Extracted data entries
——

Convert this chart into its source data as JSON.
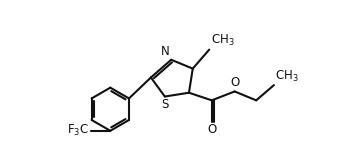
{
  "bg": "#ffffff",
  "lc": "#111111",
  "lw": 1.5,
  "figsize": [
    3.5,
    1.55
  ],
  "dpi": 100,
  "xlim": [
    -2.5,
    7.5
  ],
  "ylim": [
    -2.8,
    3.2
  ]
}
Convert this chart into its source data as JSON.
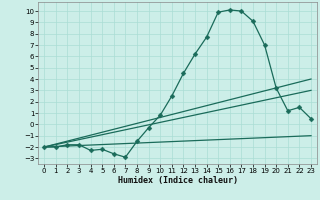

——

▶ _DIRECTIVE_:
Reproduce the entries above word for word. Pictures stay out.

▶ _EXERCISE ANSWER_:
Convert this chart into its source data as JSON.
{
  "bg": "#ffffff",
  "lc": "#111111",
  "lw": 1.5,
  "figsize": [
    3.5,
    1.55
  ],
  "dpi": 100,
  "xlim": [
    -2.5,
    7.5
  ],
  "ylim": [
    -2.8,
    3.2
  ]
}
Convert this chart into its source data as JSON.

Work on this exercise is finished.